# EXERCISE DESCRIPTION
Search the records below for the word "DELAY" and show every line where it occurs.

# GIVEN DATA
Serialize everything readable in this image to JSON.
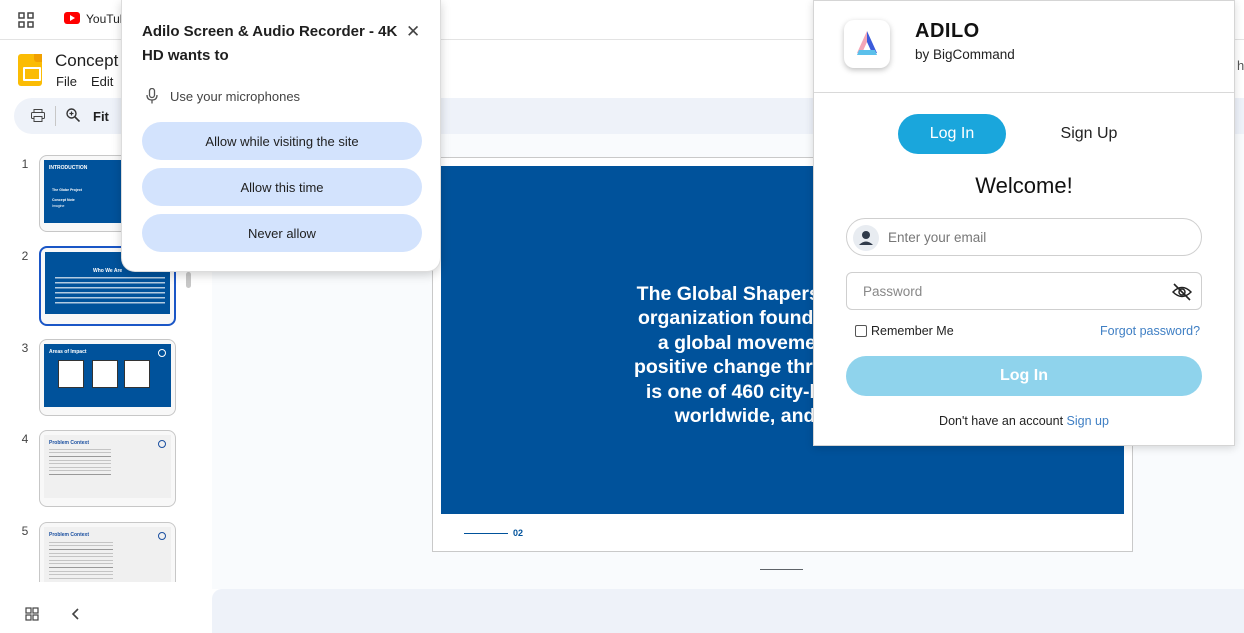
{
  "bookmarks": {
    "youtube_label": "YouTul"
  },
  "slides_app": {
    "doc_title": "Concept",
    "menu": [
      "File",
      "Edit"
    ],
    "toolbar": {
      "fit_label": "Fit"
    },
    "thumbnails": [
      {
        "number": "1",
        "title": "INTRODUCTION",
        "lines": [
          "The Globe Project",
          "Concept Note",
          "Imagine"
        ]
      },
      {
        "number": "2",
        "title": "Who We Are"
      },
      {
        "number": "3",
        "title": "Areas of Impact"
      },
      {
        "number": "4",
        "title": "Problem Context"
      },
      {
        "number": "5",
        "title": "Problem Context"
      }
    ],
    "slide": {
      "title": "Who We A",
      "body_lines": [
        "The Global Shapers Community i",
        "organization founded by the Wor",
        "a global movement of young",
        "positive change through dialogue",
        "is one of 460 city-based hubs a",
        "worldwide, and one of 11"
      ],
      "page_number": "02"
    }
  },
  "permission_popup": {
    "title": "Adilo Screen & Audio Recorder - 4K HD wants to",
    "request": "Use your microphones",
    "buttons": [
      "Allow while visiting the site",
      "Allow this time",
      "Never allow"
    ],
    "close_glyph": "✕"
  },
  "adilo": {
    "name": "ADILO",
    "by": "by BigCommand",
    "tab_login": "Log In",
    "tab_signup": "Sign Up",
    "welcome": "Welcome!",
    "email_placeholder": "Enter your email",
    "password_placeholder": "Password",
    "remember": "Remember Me",
    "forgot": "Forgot password?",
    "login_button": "Log In",
    "no_account": "Don't have an account",
    "signup_link": "Sign up",
    "colors": {
      "primary": "#1aa6dc",
      "disabled_button": "#8fd3ec",
      "link": "#3f7fc4"
    }
  },
  "colors": {
    "slide_blue": "#00529b",
    "permission_button": "#d3e3fd",
    "toolbar_bg": "#eef2f9"
  }
}
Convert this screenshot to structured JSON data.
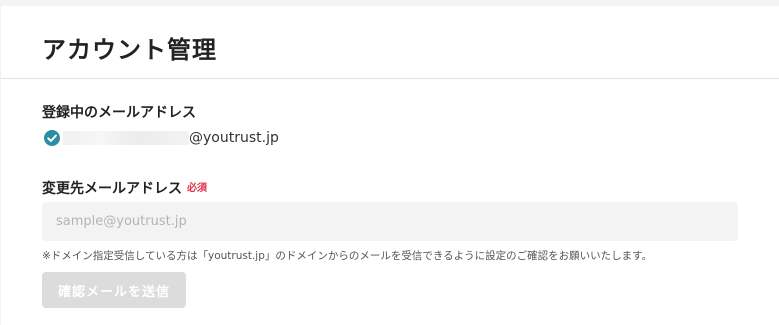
{
  "header": {
    "title": "アカウント管理"
  },
  "current_email": {
    "label": "登録中のメールアドレス",
    "status_icon": "check-circle-icon",
    "status_color": "#2b8ea3",
    "domain": "@youtrust.jp"
  },
  "new_email": {
    "label": "変更先メールアドレス",
    "required_badge": "必須",
    "required_color": "#e0334a",
    "placeholder": "sample@youtrust.jp",
    "value": "",
    "note": "※ドメイン指定受信している方は「youtrust.jp」のドメインからのメールを受信できるように設定のご確認をお願いいたします。"
  },
  "actions": {
    "submit_label": "確認メールを送信",
    "submit_enabled": false
  }
}
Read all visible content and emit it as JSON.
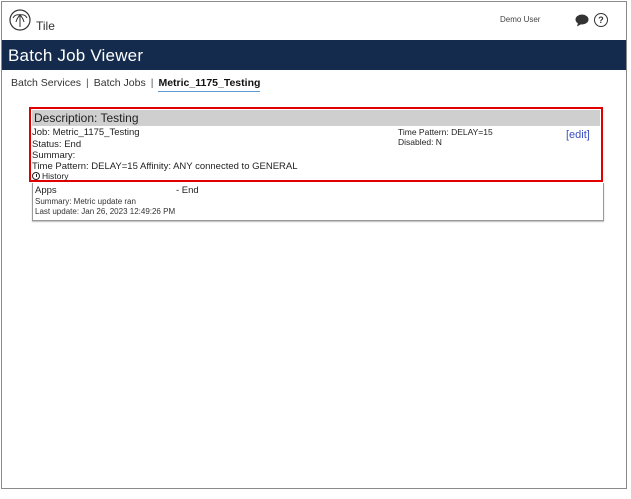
{
  "app": {
    "name": "Tile",
    "user": "Demo User"
  },
  "page": {
    "title": "Batch Job Viewer"
  },
  "breadcrumb": {
    "items": [
      "Batch Services",
      "Batch Jobs"
    ],
    "current": "Metric_1175_Testing"
  },
  "job": {
    "header": "Description: Testing",
    "job_line": "Job: Metric_1175_Testing",
    "status_line": "Status: End",
    "summary_line": "Summary:",
    "time_affinity_line": "Time Pattern: DELAY=15 Affinity: ANY connected to GENERAL",
    "time_pattern_right": "Time Pattern: DELAY=15",
    "disabled_right": "Disabled: N",
    "edit_label": "[edit]",
    "history_label": "History"
  },
  "apps": {
    "name": "Apps",
    "status": "- End",
    "summary": "Summary: Metric update ran",
    "last_update": "Last update: Jan 26, 2023 12:49:26 PM"
  },
  "icons": {
    "logo": "palm-logo-icon",
    "chat": "chat-icon",
    "help": "help-icon",
    "history": "clock-icon"
  },
  "colors": {
    "title_bar": "#142b4d",
    "highlight_border": "#e00000",
    "edit_link": "#3a4fbf",
    "card_header": "#cfcfcf"
  }
}
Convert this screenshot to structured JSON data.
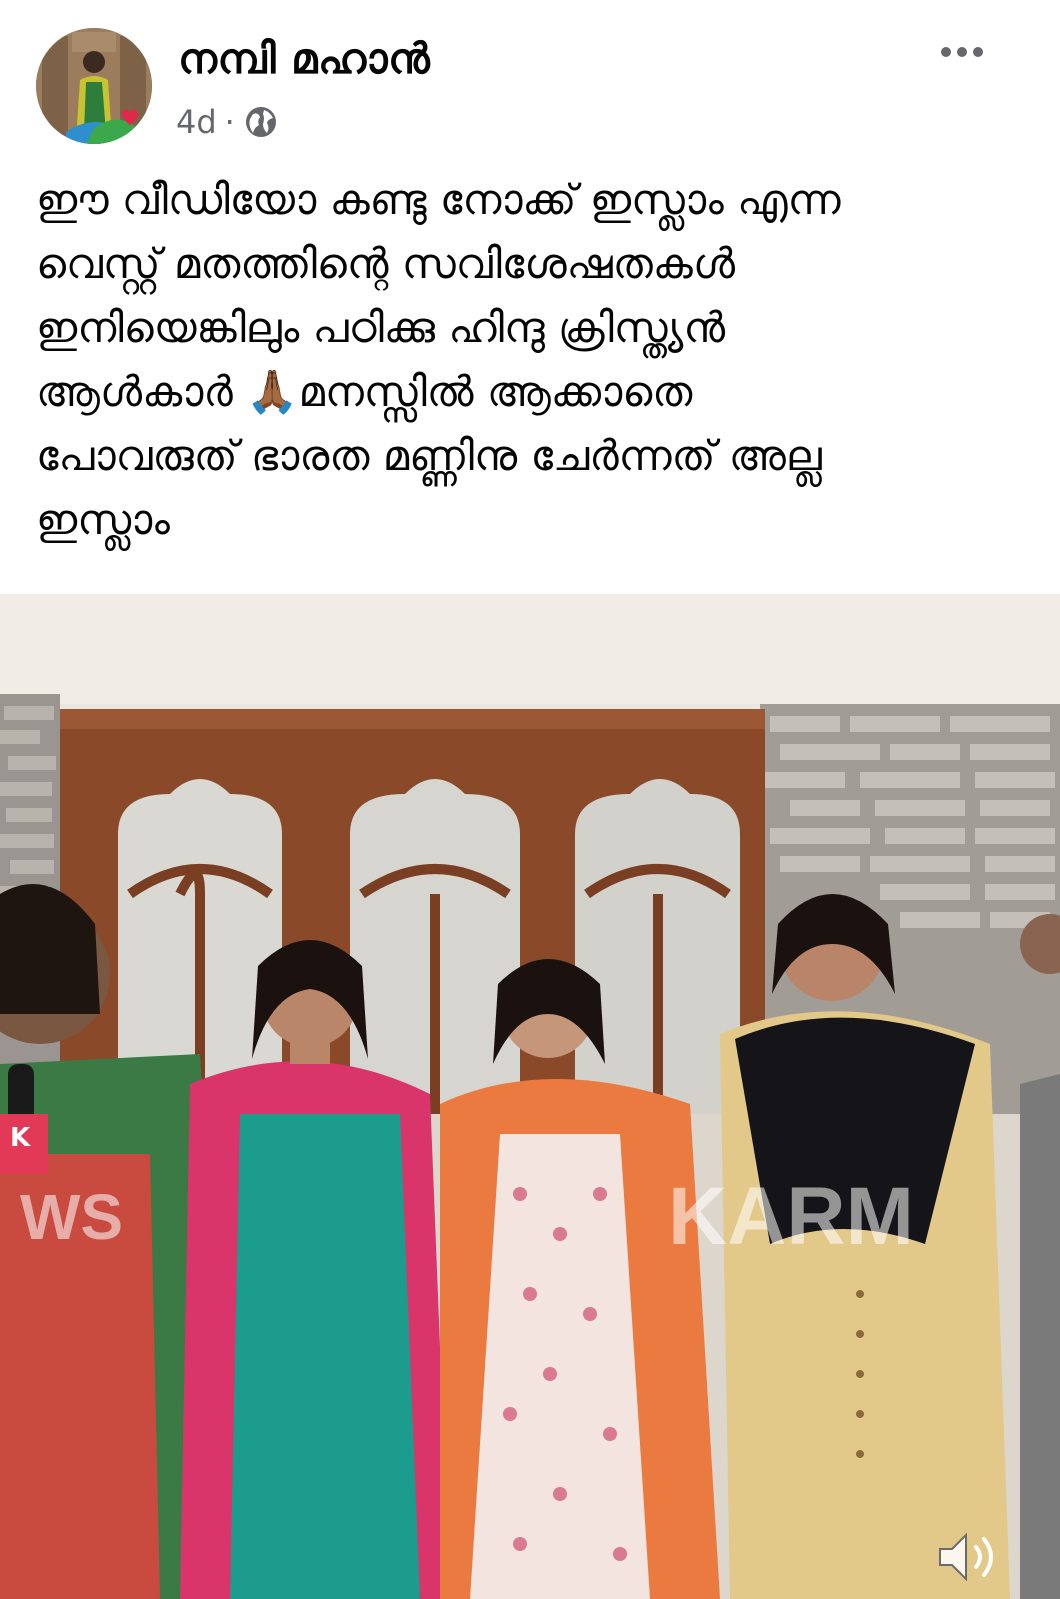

# CORRECT OUTPUT
    "time_affinity_line": "Time Pattern: DELAY=15 Affinity: ANY connected to GENERAL",
    "time_pattern_right": "Time Pattern: DELAY=15",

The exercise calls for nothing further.